[Data items]
★ ★ ★ ★
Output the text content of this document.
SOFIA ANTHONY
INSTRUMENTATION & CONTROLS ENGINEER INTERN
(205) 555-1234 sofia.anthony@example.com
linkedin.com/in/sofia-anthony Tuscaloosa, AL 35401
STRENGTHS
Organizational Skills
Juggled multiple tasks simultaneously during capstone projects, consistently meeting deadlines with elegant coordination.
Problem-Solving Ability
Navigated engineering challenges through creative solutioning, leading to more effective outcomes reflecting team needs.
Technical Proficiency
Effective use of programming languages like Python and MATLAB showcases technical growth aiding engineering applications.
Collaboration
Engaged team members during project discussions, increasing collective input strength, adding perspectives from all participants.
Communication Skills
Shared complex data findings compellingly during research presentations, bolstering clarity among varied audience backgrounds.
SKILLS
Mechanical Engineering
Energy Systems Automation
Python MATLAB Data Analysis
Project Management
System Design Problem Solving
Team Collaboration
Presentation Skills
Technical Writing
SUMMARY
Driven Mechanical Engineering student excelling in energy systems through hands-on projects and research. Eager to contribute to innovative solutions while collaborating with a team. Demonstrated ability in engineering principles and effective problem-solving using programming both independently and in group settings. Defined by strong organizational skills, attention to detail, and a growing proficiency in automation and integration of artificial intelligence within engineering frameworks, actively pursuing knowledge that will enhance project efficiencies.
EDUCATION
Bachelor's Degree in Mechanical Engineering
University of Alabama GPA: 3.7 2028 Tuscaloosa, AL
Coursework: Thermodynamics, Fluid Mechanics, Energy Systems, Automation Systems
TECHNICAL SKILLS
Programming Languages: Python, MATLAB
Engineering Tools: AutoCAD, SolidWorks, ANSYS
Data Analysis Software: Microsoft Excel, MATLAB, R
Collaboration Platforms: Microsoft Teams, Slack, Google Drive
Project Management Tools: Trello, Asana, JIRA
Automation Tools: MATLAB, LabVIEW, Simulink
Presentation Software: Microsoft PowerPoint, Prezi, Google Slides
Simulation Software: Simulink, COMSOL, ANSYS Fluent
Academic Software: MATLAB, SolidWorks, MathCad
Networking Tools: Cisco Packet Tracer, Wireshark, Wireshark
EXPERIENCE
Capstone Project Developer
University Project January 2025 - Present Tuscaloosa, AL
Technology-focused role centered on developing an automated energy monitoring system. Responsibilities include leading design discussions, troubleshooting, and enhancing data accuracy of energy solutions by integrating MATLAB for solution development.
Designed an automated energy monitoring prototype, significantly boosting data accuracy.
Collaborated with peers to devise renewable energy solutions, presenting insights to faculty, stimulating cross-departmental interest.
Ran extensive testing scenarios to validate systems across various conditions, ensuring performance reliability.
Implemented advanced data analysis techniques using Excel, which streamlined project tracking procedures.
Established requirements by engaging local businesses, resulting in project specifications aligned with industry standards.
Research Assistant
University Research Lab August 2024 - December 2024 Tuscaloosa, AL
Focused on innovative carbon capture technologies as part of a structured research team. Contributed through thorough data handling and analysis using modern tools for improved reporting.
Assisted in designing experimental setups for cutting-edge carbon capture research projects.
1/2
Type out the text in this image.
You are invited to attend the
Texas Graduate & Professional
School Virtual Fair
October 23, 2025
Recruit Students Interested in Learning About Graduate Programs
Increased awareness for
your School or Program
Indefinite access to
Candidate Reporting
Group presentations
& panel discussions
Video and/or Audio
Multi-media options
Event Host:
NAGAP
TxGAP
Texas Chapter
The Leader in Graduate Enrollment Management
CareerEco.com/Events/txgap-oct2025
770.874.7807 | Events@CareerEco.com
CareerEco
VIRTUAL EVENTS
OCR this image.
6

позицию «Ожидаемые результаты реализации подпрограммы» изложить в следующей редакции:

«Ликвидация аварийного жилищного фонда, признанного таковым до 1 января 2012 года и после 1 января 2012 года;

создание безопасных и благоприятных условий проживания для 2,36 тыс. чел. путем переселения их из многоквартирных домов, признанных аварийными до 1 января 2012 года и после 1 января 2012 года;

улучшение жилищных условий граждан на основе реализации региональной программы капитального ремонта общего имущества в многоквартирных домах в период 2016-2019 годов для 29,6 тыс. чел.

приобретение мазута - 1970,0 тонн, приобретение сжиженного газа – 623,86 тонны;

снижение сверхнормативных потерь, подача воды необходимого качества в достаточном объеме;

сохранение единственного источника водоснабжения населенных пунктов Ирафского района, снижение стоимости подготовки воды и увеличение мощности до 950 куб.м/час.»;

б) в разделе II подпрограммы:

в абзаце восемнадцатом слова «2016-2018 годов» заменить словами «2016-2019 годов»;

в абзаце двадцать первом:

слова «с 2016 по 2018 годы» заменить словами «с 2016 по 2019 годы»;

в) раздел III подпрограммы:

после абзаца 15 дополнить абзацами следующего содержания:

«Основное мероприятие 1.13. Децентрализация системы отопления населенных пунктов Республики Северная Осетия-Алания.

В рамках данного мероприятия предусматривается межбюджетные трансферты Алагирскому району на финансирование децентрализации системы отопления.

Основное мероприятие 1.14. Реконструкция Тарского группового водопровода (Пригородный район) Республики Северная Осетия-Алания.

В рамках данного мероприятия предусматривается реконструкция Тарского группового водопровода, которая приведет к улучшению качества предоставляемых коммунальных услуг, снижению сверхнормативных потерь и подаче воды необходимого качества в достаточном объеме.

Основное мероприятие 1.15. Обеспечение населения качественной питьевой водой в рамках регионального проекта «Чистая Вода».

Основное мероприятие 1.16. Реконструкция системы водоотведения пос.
★ ★ ★ ★
Exercise brief: Read the entries above, then pull out the lines that include "Mechanical".

Solution to the problem:
Mechanical Engineering
Driven Mechanical Engineering student excelling in energy systems through hands-on projects and research. Eager to contribute to innovative solutions while collaborating with a team. Demonstrated ability in engineering principles and effective problem-solving using programming both independently and in group settings. Defined by strong organizational skills, attention to detail, and a growing proficiency in automation and integration of artificial intelligence within engineering frameworks, actively pursuing knowledge that will enhance project efficiencies.
Bachelor's Degree in Mechanical Engineering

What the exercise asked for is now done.